Give the material below as a numbered list, starting from its first line and ending with the line that contains "section-heading: Списки <box>960". Leave out any blank lines.

● ● ● ● ● ● ●

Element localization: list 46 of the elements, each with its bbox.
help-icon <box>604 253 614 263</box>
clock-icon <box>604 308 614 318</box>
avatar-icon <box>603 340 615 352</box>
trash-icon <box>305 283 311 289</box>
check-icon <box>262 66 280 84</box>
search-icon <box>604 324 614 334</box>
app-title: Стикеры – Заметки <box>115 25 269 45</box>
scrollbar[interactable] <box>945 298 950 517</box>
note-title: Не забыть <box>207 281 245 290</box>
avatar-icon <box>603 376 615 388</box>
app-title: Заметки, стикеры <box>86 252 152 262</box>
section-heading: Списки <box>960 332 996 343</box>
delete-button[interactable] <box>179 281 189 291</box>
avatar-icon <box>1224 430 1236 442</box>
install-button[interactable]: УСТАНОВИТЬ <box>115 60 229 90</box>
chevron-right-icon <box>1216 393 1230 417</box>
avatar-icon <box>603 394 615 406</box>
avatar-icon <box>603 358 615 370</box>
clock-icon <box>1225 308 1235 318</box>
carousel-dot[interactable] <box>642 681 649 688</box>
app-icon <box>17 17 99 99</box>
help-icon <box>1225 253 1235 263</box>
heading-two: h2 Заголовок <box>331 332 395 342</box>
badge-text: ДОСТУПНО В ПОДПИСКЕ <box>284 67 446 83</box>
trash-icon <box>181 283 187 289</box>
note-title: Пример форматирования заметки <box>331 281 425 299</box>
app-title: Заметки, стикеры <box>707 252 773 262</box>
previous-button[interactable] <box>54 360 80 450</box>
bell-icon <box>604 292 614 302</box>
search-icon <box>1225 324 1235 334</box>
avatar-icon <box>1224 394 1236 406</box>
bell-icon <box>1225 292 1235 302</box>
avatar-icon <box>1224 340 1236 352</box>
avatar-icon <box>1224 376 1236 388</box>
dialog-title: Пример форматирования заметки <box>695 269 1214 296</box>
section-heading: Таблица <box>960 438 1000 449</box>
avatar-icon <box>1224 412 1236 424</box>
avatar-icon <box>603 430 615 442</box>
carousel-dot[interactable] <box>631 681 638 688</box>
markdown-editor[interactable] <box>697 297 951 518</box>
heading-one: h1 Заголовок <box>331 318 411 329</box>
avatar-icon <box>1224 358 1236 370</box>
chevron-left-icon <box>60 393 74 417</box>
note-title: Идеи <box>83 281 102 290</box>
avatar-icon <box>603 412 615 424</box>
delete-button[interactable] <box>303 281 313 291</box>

● ● ● ● ● ● ●

▶ _SOLUTION_:
1. Element localization: list 46 of the elements, each with its bbox.
2. help-icon <box>604 253 614 263</box>
3. clock-icon <box>604 308 614 318</box>
4. avatar-icon <box>603 340 615 352</box>
5. trash-icon <box>305 283 311 289</box>
6. check-icon <box>262 66 280 84</box>
7. search-icon <box>604 324 614 334</box>
8. app-title: Стикеры – Заметки <box>115 25 269 45</box>
9. scrollbar[interactable] <box>945 298 950 517</box>
10. note-title: Не забыть <box>207 281 245 290</box>
11. avatar-icon <box>603 376 615 388</box>
12. app-title: Заметки, стикеры <box>86 252 152 262</box>
13. section-heading: Списки <box>960 332 996 343</box>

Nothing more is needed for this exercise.